- DO THIS
Locate every line in the records below that contains the word "energymix", and copy each one.

- Entries with figure data
=-=-=-=-=
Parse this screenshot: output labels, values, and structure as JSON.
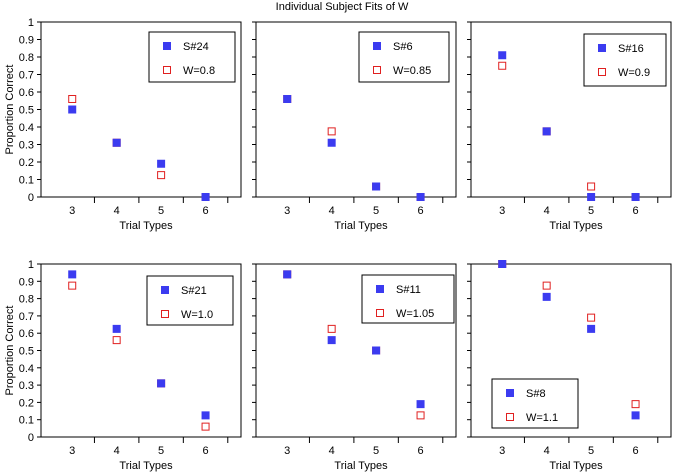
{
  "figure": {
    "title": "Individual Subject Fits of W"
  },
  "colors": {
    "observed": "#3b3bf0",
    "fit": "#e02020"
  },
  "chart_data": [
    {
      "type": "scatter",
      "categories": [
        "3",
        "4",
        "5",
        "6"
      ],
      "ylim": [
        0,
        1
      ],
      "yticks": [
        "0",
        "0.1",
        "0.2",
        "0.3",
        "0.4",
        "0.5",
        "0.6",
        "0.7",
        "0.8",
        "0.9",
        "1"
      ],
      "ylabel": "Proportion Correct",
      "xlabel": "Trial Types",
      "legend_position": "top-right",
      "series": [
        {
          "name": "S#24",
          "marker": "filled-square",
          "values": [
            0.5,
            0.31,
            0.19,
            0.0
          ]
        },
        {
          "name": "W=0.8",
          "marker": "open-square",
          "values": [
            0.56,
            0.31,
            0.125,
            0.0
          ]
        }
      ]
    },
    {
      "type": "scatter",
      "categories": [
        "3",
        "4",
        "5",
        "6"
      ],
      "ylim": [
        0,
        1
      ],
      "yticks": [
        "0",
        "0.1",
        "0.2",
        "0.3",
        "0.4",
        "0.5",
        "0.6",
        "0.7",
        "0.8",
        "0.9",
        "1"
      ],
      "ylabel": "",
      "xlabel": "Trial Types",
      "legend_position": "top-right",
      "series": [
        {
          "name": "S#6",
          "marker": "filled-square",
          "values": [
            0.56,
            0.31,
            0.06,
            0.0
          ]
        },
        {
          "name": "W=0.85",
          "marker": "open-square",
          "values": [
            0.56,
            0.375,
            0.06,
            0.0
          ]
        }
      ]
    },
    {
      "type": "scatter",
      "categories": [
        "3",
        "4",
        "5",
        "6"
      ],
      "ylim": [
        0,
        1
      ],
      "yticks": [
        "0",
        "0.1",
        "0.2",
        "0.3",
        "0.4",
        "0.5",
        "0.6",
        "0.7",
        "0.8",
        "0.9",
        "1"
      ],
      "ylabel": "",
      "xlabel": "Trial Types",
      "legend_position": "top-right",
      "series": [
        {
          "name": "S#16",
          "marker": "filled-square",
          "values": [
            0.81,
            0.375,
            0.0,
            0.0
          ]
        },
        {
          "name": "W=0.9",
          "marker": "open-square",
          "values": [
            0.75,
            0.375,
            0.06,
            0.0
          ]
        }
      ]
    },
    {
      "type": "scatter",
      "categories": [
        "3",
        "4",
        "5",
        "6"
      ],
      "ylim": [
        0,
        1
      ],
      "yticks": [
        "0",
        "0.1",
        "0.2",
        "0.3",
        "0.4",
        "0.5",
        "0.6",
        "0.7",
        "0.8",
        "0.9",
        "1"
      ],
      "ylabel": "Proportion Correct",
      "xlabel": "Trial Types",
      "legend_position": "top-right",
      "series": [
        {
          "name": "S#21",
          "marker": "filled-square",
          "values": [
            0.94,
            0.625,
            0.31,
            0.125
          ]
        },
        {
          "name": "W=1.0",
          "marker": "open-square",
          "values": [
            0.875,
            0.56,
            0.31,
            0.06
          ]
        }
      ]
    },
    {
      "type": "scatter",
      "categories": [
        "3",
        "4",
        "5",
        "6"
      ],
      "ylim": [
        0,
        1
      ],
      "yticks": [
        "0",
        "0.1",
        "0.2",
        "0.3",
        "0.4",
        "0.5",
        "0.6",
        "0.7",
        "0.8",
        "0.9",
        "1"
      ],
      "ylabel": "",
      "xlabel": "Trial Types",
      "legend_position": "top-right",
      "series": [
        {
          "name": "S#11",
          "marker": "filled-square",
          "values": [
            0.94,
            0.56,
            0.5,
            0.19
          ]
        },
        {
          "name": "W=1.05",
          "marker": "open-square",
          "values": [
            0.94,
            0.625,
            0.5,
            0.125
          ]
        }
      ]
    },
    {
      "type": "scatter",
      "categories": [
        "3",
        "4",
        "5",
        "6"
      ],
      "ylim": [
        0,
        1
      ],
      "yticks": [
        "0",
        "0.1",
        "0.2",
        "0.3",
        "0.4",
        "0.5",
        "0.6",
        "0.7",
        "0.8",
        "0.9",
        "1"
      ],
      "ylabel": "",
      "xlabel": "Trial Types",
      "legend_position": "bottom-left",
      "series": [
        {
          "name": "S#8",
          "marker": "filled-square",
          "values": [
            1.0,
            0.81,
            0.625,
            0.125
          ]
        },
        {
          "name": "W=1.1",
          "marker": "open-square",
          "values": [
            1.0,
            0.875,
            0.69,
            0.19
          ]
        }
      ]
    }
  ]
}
=-=-=-=-=
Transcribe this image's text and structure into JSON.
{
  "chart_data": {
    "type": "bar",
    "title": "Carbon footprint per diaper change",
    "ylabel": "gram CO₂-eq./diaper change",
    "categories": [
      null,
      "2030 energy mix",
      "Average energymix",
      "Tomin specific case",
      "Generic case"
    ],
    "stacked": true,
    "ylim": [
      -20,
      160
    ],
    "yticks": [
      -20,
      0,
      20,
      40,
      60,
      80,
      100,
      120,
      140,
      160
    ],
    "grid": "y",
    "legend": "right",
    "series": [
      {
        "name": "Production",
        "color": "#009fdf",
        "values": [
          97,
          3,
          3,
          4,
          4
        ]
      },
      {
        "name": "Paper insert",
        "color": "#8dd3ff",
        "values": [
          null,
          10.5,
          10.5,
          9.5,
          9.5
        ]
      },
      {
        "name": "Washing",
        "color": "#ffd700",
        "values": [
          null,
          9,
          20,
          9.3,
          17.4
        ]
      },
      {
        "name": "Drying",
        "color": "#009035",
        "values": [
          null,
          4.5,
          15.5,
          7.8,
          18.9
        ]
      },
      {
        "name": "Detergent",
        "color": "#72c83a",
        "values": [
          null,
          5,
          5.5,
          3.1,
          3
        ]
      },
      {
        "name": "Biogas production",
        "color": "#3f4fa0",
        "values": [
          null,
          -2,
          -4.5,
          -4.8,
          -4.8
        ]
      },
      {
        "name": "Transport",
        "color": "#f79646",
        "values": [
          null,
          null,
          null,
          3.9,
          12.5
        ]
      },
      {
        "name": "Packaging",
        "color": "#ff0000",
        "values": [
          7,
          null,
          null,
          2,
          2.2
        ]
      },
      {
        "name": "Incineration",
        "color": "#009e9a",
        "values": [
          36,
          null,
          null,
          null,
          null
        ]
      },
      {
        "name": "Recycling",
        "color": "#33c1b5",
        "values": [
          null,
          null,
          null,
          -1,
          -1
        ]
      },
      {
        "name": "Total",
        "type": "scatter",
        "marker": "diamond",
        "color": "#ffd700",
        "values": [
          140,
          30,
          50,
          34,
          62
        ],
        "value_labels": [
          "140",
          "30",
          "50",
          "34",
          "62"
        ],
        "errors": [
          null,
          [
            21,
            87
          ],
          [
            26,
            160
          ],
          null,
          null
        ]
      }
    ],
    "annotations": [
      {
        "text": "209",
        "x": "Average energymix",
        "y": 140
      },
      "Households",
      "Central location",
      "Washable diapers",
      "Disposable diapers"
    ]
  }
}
=-=-=-=-=
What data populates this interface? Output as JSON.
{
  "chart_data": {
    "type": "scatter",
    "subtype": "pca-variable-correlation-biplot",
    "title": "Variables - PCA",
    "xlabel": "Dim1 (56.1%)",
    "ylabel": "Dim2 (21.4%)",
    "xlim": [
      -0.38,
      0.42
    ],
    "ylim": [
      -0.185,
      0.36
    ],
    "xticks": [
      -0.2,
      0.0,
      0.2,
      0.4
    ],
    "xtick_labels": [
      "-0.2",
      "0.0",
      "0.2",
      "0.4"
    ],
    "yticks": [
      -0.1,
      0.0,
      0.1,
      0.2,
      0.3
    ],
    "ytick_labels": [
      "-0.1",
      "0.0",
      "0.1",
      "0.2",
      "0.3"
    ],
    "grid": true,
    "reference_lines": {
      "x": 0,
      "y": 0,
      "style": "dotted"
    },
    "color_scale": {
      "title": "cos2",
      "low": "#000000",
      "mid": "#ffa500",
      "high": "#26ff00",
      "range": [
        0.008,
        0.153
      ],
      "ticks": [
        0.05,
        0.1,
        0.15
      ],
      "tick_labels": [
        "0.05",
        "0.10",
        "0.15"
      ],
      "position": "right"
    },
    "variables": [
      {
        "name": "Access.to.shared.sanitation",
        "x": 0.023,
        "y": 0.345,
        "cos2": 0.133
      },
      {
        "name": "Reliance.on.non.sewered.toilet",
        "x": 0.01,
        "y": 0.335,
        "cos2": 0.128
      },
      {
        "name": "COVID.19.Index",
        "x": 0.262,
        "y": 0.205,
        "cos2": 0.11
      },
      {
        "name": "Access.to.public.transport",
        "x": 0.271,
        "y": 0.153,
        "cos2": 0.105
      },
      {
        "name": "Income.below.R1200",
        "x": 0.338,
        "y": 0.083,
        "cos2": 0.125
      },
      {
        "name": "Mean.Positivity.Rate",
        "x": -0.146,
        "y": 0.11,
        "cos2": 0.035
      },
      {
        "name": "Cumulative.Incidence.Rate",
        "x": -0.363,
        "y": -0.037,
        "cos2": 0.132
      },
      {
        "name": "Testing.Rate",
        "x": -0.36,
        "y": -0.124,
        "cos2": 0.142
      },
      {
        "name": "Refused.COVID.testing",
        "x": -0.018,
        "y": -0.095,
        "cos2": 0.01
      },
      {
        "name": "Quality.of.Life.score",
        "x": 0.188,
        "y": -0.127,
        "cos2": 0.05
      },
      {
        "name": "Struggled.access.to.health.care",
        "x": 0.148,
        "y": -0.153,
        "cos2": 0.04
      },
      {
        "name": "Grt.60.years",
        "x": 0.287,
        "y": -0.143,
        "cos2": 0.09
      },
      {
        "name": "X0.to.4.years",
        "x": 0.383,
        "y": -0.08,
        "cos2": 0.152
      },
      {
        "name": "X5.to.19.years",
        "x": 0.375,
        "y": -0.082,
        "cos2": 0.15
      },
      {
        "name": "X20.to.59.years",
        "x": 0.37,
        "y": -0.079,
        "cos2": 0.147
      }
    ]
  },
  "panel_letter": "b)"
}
=-=-=-=-=
- RESPONSE TO THE TASK
      "Average energymix",
        "x": "Average energymix",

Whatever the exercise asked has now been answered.